▸ **TASK TO COMPLETE**
Can you write out all of the material below, word for word?

=======

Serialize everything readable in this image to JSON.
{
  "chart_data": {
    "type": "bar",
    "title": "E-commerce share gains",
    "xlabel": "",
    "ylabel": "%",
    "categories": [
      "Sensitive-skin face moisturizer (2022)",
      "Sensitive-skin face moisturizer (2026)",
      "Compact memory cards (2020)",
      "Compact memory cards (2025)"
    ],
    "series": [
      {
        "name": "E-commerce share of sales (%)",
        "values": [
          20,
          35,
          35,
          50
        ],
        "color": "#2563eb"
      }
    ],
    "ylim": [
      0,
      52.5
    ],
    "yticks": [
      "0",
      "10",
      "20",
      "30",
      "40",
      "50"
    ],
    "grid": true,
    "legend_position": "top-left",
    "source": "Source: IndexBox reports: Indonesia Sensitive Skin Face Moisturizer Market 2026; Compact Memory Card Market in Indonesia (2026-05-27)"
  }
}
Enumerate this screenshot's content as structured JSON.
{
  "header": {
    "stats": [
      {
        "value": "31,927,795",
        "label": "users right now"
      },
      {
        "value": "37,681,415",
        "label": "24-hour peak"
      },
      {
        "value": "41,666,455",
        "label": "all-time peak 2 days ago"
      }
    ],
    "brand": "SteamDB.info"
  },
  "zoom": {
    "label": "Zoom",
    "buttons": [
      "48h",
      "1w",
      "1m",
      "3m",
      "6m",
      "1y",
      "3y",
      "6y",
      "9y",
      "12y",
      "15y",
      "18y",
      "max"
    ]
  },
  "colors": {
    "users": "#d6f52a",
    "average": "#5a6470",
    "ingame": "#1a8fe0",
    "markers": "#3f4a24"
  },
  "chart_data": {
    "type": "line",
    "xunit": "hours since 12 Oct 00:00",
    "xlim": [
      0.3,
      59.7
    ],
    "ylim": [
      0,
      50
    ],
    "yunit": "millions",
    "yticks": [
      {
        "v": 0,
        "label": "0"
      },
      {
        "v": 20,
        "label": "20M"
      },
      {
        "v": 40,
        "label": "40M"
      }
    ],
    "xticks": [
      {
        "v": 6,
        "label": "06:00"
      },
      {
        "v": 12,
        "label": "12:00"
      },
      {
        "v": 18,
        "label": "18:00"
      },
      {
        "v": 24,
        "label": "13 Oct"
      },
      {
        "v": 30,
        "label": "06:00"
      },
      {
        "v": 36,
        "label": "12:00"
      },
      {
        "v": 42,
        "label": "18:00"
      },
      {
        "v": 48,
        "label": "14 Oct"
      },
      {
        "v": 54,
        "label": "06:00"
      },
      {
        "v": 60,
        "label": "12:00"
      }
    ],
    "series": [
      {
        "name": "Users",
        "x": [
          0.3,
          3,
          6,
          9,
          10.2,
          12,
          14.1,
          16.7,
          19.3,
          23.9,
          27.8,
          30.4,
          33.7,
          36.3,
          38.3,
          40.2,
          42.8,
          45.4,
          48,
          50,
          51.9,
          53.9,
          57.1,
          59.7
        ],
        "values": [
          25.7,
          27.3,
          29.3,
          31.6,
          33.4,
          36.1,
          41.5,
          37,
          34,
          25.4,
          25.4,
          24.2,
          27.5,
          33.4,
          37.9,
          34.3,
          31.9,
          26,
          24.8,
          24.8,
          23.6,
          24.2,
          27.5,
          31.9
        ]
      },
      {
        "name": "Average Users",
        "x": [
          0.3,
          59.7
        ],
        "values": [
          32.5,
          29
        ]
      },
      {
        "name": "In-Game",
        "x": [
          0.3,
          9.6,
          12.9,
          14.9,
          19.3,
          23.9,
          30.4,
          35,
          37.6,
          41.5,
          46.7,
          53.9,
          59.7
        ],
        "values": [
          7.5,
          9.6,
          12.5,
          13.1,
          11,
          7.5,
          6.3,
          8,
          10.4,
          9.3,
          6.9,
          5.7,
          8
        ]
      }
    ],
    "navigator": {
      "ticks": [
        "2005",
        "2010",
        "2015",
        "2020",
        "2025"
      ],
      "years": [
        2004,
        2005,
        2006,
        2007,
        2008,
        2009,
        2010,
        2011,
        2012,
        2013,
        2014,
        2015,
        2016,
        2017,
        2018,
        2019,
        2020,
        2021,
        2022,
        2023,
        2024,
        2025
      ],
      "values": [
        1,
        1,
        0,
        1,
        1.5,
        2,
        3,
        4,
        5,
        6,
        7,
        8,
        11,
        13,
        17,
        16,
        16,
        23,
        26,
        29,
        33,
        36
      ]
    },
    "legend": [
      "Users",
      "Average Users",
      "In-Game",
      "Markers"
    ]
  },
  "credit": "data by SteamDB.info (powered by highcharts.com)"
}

=======

▸ **FULL OUTPUT**
Serialize everything readable in this image to JSON.
{
  "chart_data": {
    "type": "bar",
    "title": "E-commerce share gains",
    "xlabel": "",
    "ylabel": "%",
    "categories": [
      "Sensitive-skin face moisturizer (2022)",
      "Sensitive-skin face moisturizer (2026)",
      "Compact memory cards (2020)",
      "Compact memory cards (2025)"
    ],
    "series": [
      {
        "name": "E-commerce share of sales (%)",
        "values": [
          20,
          35,
          35,
          50
        ],
        "color": "#2563eb"
      }
    ],
    "ylim": [
      0,
      52.5
    ],
    "yticks": [
      "0",
      "10",
      "20",
      "30",
      "40",
      "50"
    ],
    "grid": true,
    "legend_position": "top-left",
    "source": "Source: IndexBox reports: Indonesia Sensitive Skin Face Moisturizer Market 2026; Compact Memory Card Market in Indonesia (2026-05-27)"
  }
}
Enumerate this screenshot's content as structured JSON.
{
  "header": {
    "stats": [
      {
        "value": "31,927,795",
        "label": "users right now"
      },
      {
        "value": "37,681,415",
        "label": "24-hour peak"
      },
      {
        "value": "41,666,455",
        "label": "all-time peak 2 days ago"
      }
    ],
    "brand": "SteamDB.info"
  },
  "zoom": {
    "label": "Zoom",
    "buttons": [
      "48h",
      "1w",
      "1m",
      "3m",
      "6m",
      "1y",
      "3y",
      "6y",
      "9y",
      "12y",
      "15y",
      "18y",
      "max"
    ]
  },
  "colors": {
    "users": "#d6f52a",
    "average": "#5a6470",
    "ingame": "#1a8fe0",
    "markers": "#3f4a24"
  },
  "chart_data": {
    "type": "line",
    "xunit": "hours since 12 Oct 00:00",
    "xlim": [
      0.3,
      59.7
    ],
    "ylim": [
      0,
      50
    ],
    "yunit": "millions",
    "yticks": [
      {
        "v": 0,
        "label": "0"
      },
      {
        "v": 20,
        "label": "20M"
      },
      {
        "v": 40,
        "label": "40M"
      }
    ],
    "xticks": [
      {
        "v": 6,
        "label": "06:00"
      },
      {
        "v": 12,
        "label": "12:00"
      },
      {
        "v": 18,
        "label": "18:00"
      },
      {
        "v": 24,
        "label": "13 Oct"
      },
      {
        "v": 30,
        "label": "06:00"
      },
      {
        "v": 36,
        "label": "12:00"
      },
      {
        "v": 42,
        "label": "18:00"
      },
      {
        "v": 48,
        "label": "14 Oct"
      },
      {
        "v": 54,
        "label": "06:00"
      },
      {
        "v": 60,
        "label": "12:00"
      }
    ],
    "series": [
      {
        "name": "Users",
        "x": [
          0.3,
          3,
          6,
          9,
          10.2,
          12,
          14.1,
          16.7,
          19.3,
          23.9,
          27.8,
          30.4,
          33.7,
          36.3,
          38.3,
          40.2,
          42.8,
          45.4,
          48,
          50,
          51.9,
          53.9,
          57.1,
          59.7
        ],
        "values": [
          25.7,
          27.3,
          29.3,
          31.6,
          33.4,
          36.1,
          41.5,
          37,
          34,
          25.4,
          25.4,
          24.2,
          27.5,
          33.4,
          37.9,
          34.3,
          31.9,
          26,
          24.8,
          24.8,
          23.6,
          24.2,
          27.5,
          31.9
        ]
      },
      {
        "name": "Average Users",
        "x": [
          0.3,
          59.7
        ],
        "values": [
          32.5,
          29
        ]
      },
      {
        "name": "In-Game",
        "x": [
          0.3,
          9.6,
          12.9,
          14.9,
          19.3,
          23.9,
          30.4,
          35,
          37.6,
          41.5,
          46.7,
          53.9,
          59.7
        ],
        "values": [
          7.5,
          9.6,
          12.5,
          13.1,
          11,
          7.5,
          6.3,
          8,
          10.4,
          9.3,
          6.9,
          5.7,
          8
        ]
      }
    ],
    "navigator": {
      "ticks": [
        "2005",
        "2010",
        "2015",
        "2020",
        "2025"
      ],
      "years": [
        2004,
        2005,
        2006,
        2007,
        2008,
        2009,
        2010,
        2011,
        2012,
        2013,
        2014,
        2015,
        2016,
        2017,
        2018,
        2019,
        2020,
        2021,
        2022,
        2023,
        2024,
        2025
      ],
      "values": [
        1,
        1,
        0,
        1,
        1.5,
        2,
        3,
        4,
        5,
        6,
        7,
        8,
        11,
        13,
        17,
        16,
        16,
        23,
        26,
        29,
        33,
        36
      ]
    },
    "legend": [
      "Users",
      "Average Users",
      "In-Game",
      "Markers"
    ]
  },
  "credit": "data by SteamDB.info (powered by highcharts.com)"
}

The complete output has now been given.